→ PROBLEM DETAILS
Report how many lines below contain the word "name". Give only the number.

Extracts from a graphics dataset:
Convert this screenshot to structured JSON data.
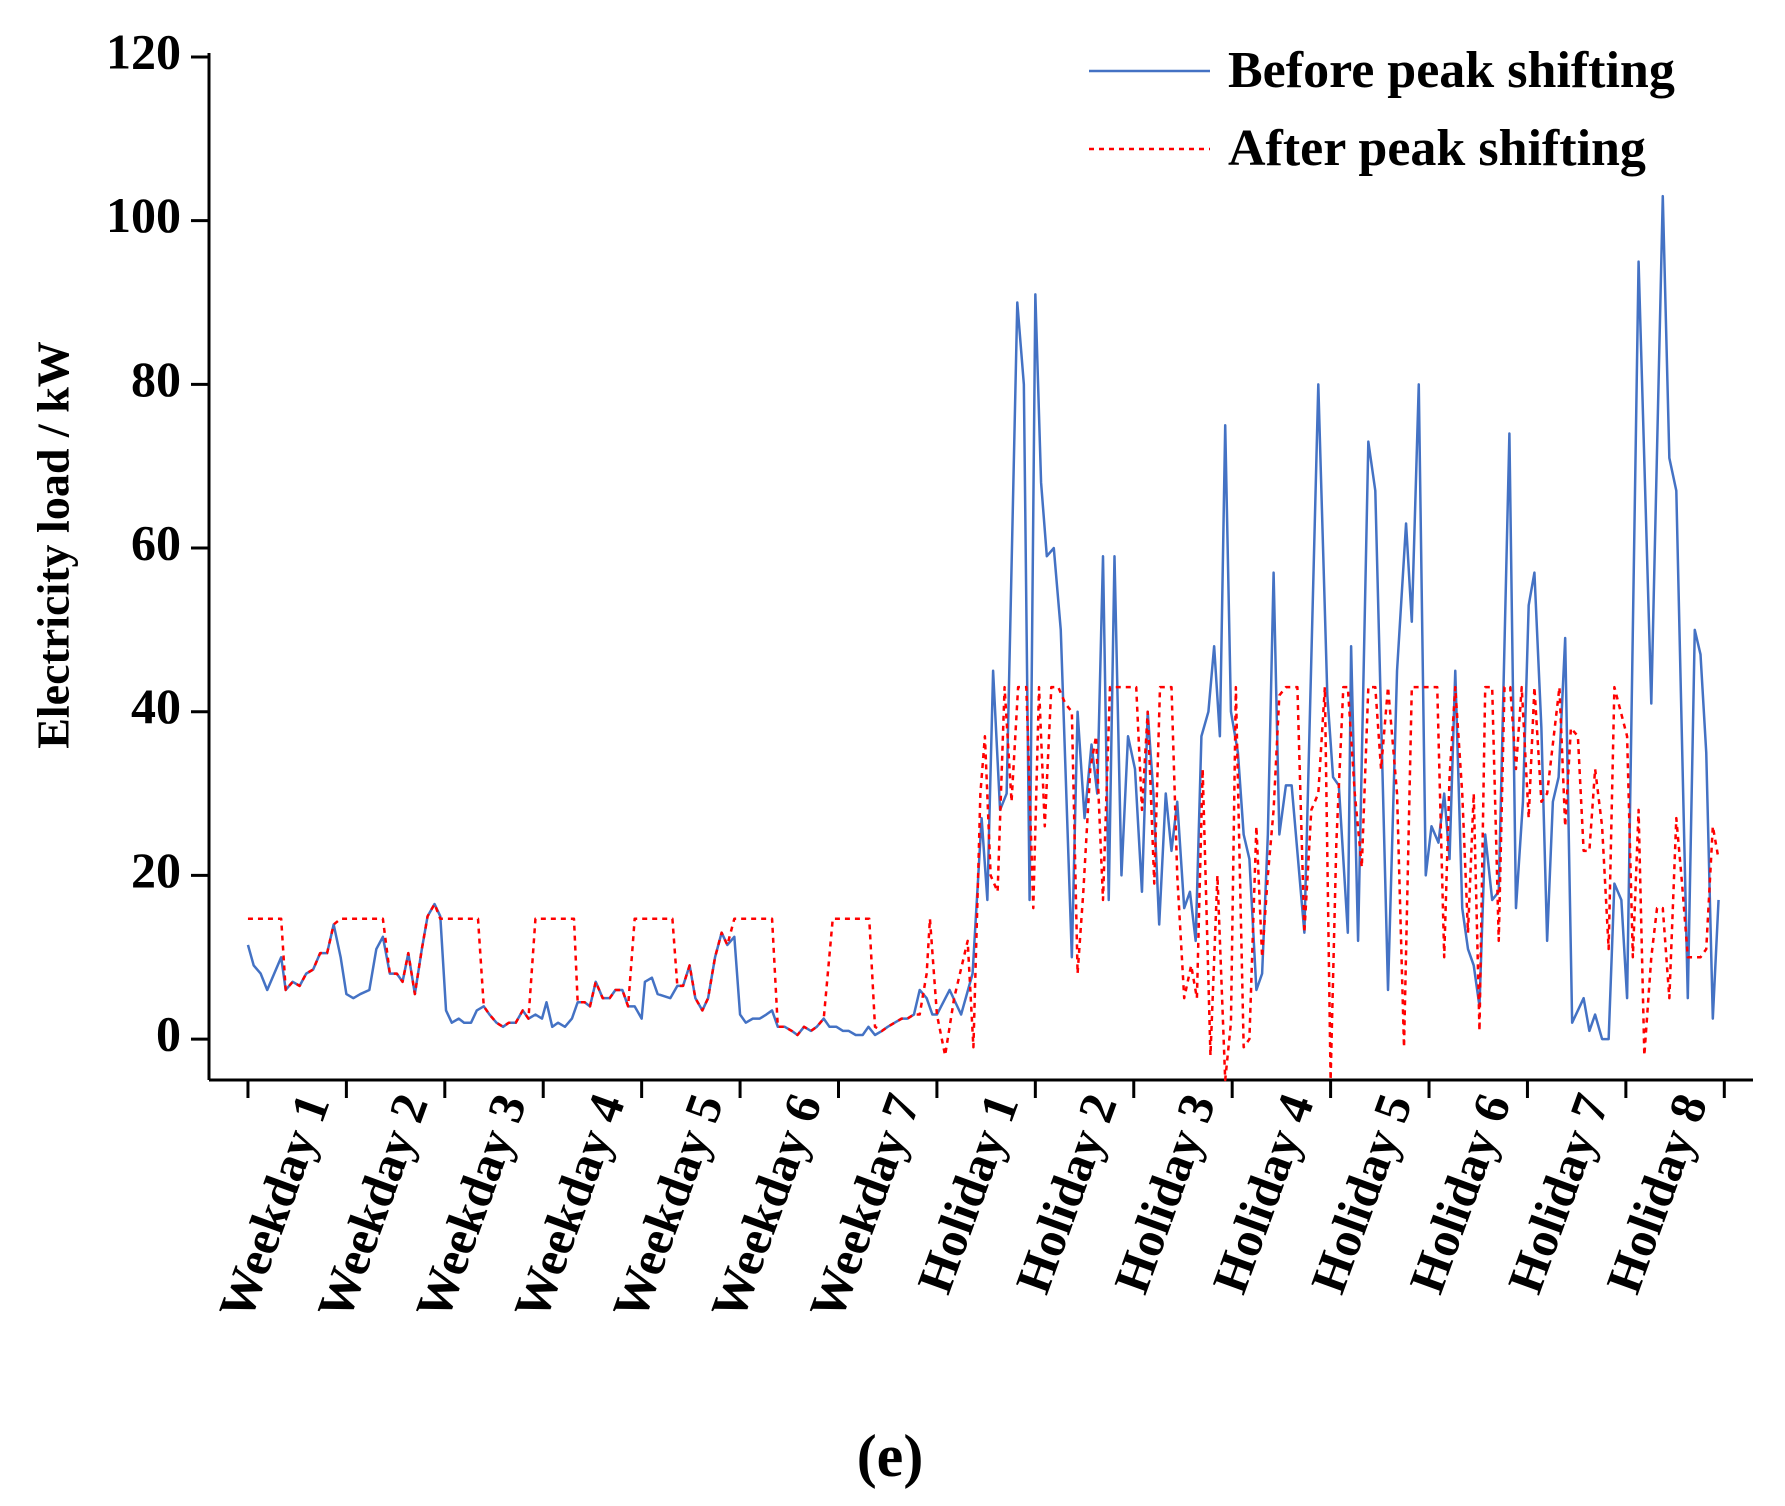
{
  "chart_data": {
    "type": "line",
    "caption": "(e)",
    "y_label": "Electricity load / kW",
    "categories": [
      "Weekday 1",
      "Weekday 2",
      "Weekday 3",
      "Weekday 4",
      "Weekday 5",
      "Weekday 6",
      "Weekday 7",
      "Holiday 1",
      "Holiday 2",
      "Holiday 3",
      "Holiday 4",
      "Holiday 5",
      "Holiday 6",
      "Holiday 7",
      "Holiday 8"
    ],
    "xlim": [
      -9.5,
      367
    ],
    "xticks": [
      0,
      24,
      48,
      72,
      96,
      120,
      144,
      168,
      192,
      216,
      240,
      264,
      288,
      312,
      336,
      360
    ],
    "ylim": [
      -5,
      120
    ],
    "yticks": [
      0,
      20,
      40,
      60,
      80,
      100,
      120
    ],
    "legend": "top-right",
    "series": [
      {
        "name": "Before peak shifting",
        "color": "#4472c4",
        "style": "solid",
        "x": [
          0,
          1.4,
          3.1,
          4.7,
          6.4,
          8.1,
          9.2,
          10.9,
          12.6,
          14.2,
          15.9,
          17.6,
          19.3,
          20.9,
          22.6,
          24,
          25.7,
          27.4,
          29.6,
          31.3,
          32.9,
          34.6,
          36.3,
          37.7,
          39.1,
          40.7,
          42.4,
          43.8,
          45.5,
          46.9,
          48.3,
          49.7,
          51.4,
          52.7,
          54.4,
          55.8,
          57.5,
          58.9,
          60.6,
          62.2,
          63.6,
          65.3,
          67,
          68.4,
          70.1,
          71.7,
          72.8,
          74.2,
          75.6,
          77.3,
          79,
          80.4,
          82.1,
          83.4,
          84.8,
          86.5,
          88.2,
          89.6,
          91.3,
          92.7,
          94.3,
          96,
          96.8,
          98.5,
          99.9,
          103,
          104.7,
          106.1,
          107.7,
          109.1,
          110.8,
          112.2,
          113.9,
          115.5,
          116.9,
          118.6,
          120,
          121.4,
          123.1,
          124.8,
          126.4,
          127.8,
          129.2,
          130.9,
          132.6,
          134,
          135.6,
          137.3,
          138.7,
          140.4,
          141.8,
          143.5,
          145.1,
          146.5,
          148.2,
          149.9,
          151.3,
          152.9,
          154.6,
          156,
          157.7,
          159.4,
          160.8,
          162.4,
          163.8,
          165.5,
          166.9,
          168,
          171.1,
          173.9,
          176.7,
          178.9,
          180.3,
          181.7,
          183.4,
          185,
          187.6,
          189.2,
          190.6,
          192,
          193.4,
          194.8,
          196.5,
          198.2,
          200.9,
          202.3,
          204,
          205.7,
          207.1,
          208.5,
          209.9,
          211.3,
          213,
          214.6,
          216.3,
          218,
          219.4,
          220.8,
          222.2,
          223.8,
          225.2,
          226.6,
          228.3,
          229.7,
          231.1,
          232.5,
          234.2,
          235.6,
          237,
          238.3,
          239.7,
          241.4,
          242.8,
          244.2,
          245.9,
          247.3,
          248.7,
          250.1,
          251.5,
          253.1,
          254.5,
          257.6,
          261,
          263.2,
          264.6,
          266,
          268.2,
          269,
          270.7,
          273.2,
          274.9,
          278,
          280.2,
          282.4,
          283.8,
          285.5,
          287.2,
          288.6,
          290.3,
          291.7,
          293,
          294.4,
          296.1,
          297.5,
          298.9,
          300.3,
          301.7,
          303.4,
          305,
          307.6,
          309.2,
          310.9,
          312.3,
          313.7,
          315.4,
          316.8,
          318.2,
          319.6,
          321.2,
          322.9,
          325.7,
          327.1,
          328.5,
          330.2,
          331.8,
          333.2,
          334.9,
          336.3,
          339.1,
          342.2,
          345,
          346.6,
          348.3,
          351.1,
          352.8,
          354.2,
          355.6,
          357.2,
          358.6
        ],
        "values": [
          11.5,
          9,
          8,
          6,
          8,
          10,
          6,
          7,
          6.5,
          8,
          8.5,
          10.5,
          10.5,
          14,
          10,
          5.5,
          5,
          5.5,
          6,
          11,
          12.5,
          8,
          8,
          7,
          10.5,
          5.5,
          11,
          15,
          16.5,
          15,
          3.5,
          2,
          2.5,
          2,
          2,
          3.5,
          4,
          3,
          2,
          1.5,
          2,
          2,
          3.5,
          2.5,
          3,
          2.5,
          4.5,
          1.5,
          2,
          1.5,
          2.5,
          4.5,
          4.5,
          4,
          7,
          5,
          5,
          6,
          6,
          4,
          4,
          2.5,
          7,
          7.5,
          5.5,
          5,
          6.5,
          6.5,
          9,
          5,
          3.5,
          5,
          10,
          13,
          11.5,
          12.5,
          3,
          2,
          2.5,
          2.5,
          3,
          3.5,
          1.5,
          1.5,
          1,
          0.5,
          1.5,
          1,
          1.5,
          2.5,
          1.5,
          1.5,
          1,
          1,
          0.5,
          0.5,
          1.5,
          0.5,
          1,
          1.5,
          2,
          2.5,
          2.5,
          3,
          6,
          5,
          3,
          3,
          6,
          3,
          8,
          27,
          17,
          45,
          28,
          30,
          90,
          80,
          17,
          91,
          68,
          59,
          60,
          50,
          10,
          40,
          27,
          36,
          30,
          59,
          17,
          59,
          20,
          37,
          33,
          18,
          40,
          30,
          14,
          30,
          23,
          29,
          16,
          18,
          12,
          37,
          40,
          48,
          37,
          75,
          40,
          35,
          25,
          22,
          6,
          8,
          25,
          57,
          25,
          31,
          31,
          13,
          80,
          42,
          32,
          31,
          13,
          48,
          12,
          73,
          67,
          6,
          45,
          63,
          51,
          80,
          20,
          26,
          24,
          30,
          22,
          45,
          16,
          11,
          9,
          4,
          25,
          17,
          18,
          74,
          16,
          29,
          53,
          57,
          38,
          12,
          29,
          32,
          49,
          2,
          5,
          1,
          3,
          0,
          0,
          19,
          17,
          5,
          95,
          41,
          103,
          71,
          67,
          5,
          50,
          47,
          35,
          2.5,
          17
        ]
      },
      {
        "name": "After peak shifting",
        "color": "#ff0000",
        "style": "dotted",
        "x": [
          0,
          8.1,
          9.2,
          10.9,
          12.6,
          14.2,
          15.9,
          17.6,
          19.3,
          20.9,
          22.6,
          32.9,
          34.6,
          36.3,
          37.7,
          39.1,
          40.7,
          42.4,
          43.8,
          45.5,
          46.9,
          56.1,
          57.5,
          58.9,
          60.6,
          62.2,
          63.6,
          65.3,
          67,
          68.4,
          70.1,
          79.5,
          80.4,
          82.1,
          83.4,
          84.8,
          86.5,
          88.2,
          89.6,
          91.3,
          92.7,
          94.3,
          103.5,
          104.7,
          106.1,
          107.7,
          109.1,
          110.8,
          112.2,
          113.9,
          115.5,
          116.9,
          118.6,
          127.8,
          129.2,
          130.9,
          132.6,
          134,
          135.6,
          137.3,
          138.7,
          140.4,
          142.6,
          151.5,
          152.9,
          154.6,
          156,
          157.7,
          159.4,
          160.8,
          162.4,
          163.8,
          165.5,
          166.3,
          168,
          170,
          172.2,
          175.5,
          176.9,
          178.6,
          179.7,
          181.1,
          182.8,
          184.5,
          186.2,
          187.8,
          189.8,
          191.5,
          192.9,
          194.3,
          195.9,
          197.6,
          199.3,
          200.9,
          202.3,
          203.7,
          205.4,
          206.8,
          208.5,
          210.2,
          211.8,
          213.2,
          214.9,
          216.6,
          218,
          219.4,
          221,
          222.4,
          223.8,
          225.2,
          226.6,
          228.3,
          230,
          231.4,
          232.8,
          234.7,
          236.4,
          238.3,
          239.7,
          240.9,
          242.8,
          244.2,
          245.9,
          247.3,
          248.7,
          250.1,
          251.5,
          253.1,
          254.5,
          255.9,
          257.6,
          259.3,
          261,
          262.6,
          264,
          265.4,
          267.1,
          268.2,
          269.9,
          271.6,
          273.2,
          274.9,
          276.3,
          278,
          280.2,
          281.9,
          283.8,
          285.5,
          288.6,
          290,
          291.7,
          293,
          294.4,
          296.1,
          297.5,
          298.9,
          300.3,
          301.7,
          303.4,
          305,
          306.4,
          307.8,
          309.2,
          310.6,
          312.3,
          313.7,
          315.4,
          316.8,
          319.8,
          321.2,
          322.6,
          324.3,
          325.7,
          327.1,
          328.5,
          330.2,
          331.8,
          333.2,
          336.3,
          337.7,
          339.1,
          340.5,
          342.2,
          343.6,
          345,
          346.6,
          348.3,
          349.7,
          351.1,
          352.8,
          354.2,
          355.6,
          357.2,
          358.6
        ],
        "values": [
          14.7,
          14.7,
          6,
          7,
          6.5,
          8,
          8.5,
          10.5,
          10.5,
          14,
          14.7,
          14.7,
          8,
          8,
          7,
          10.5,
          5.5,
          11,
          15,
          16.5,
          14.7,
          14.7,
          4,
          3,
          2,
          1.5,
          2,
          2,
          3.5,
          2.5,
          14.7,
          14.7,
          4.5,
          4.5,
          4,
          7,
          5,
          5,
          6,
          6,
          4,
          14.7,
          14.7,
          6.5,
          6.5,
          9,
          5,
          3.5,
          5,
          10,
          13,
          11.5,
          14.7,
          14.7,
          1.5,
          1.5,
          1,
          0.5,
          1.5,
          1,
          1.5,
          2.5,
          14.7,
          14.7,
          1.5,
          1,
          1.5,
          2,
          2.5,
          2.5,
          3,
          3,
          8,
          14.7,
          3,
          -2,
          5,
          12,
          -1,
          30,
          37,
          20,
          18,
          43,
          29,
          43,
          43,
          16,
          43,
          26,
          43,
          43,
          41,
          40,
          8,
          18,
          33,
          37,
          17,
          43,
          43,
          43,
          43,
          43,
          28,
          40,
          19,
          43,
          43,
          43,
          20,
          5,
          9,
          5,
          33,
          -2,
          20,
          -5,
          2,
          43,
          -1,
          0,
          26,
          10,
          20,
          28,
          42,
          43,
          43,
          43,
          13,
          28,
          30,
          43,
          -5,
          24,
          43,
          43,
          30,
          21,
          43,
          43,
          33,
          43,
          30,
          -1,
          43,
          43,
          43,
          43,
          10,
          32,
          43,
          30,
          13,
          30,
          1,
          43,
          43,
          12,
          43,
          43,
          33,
          43,
          27,
          43,
          29,
          30,
          43,
          26,
          38,
          37,
          23,
          23,
          33,
          26,
          11,
          43,
          37,
          10,
          28,
          -2,
          10,
          16,
          16,
          5,
          27,
          19,
          10,
          10,
          10,
          11,
          26,
          22
        ]
      }
    ]
  }
}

→ THE REPLY
2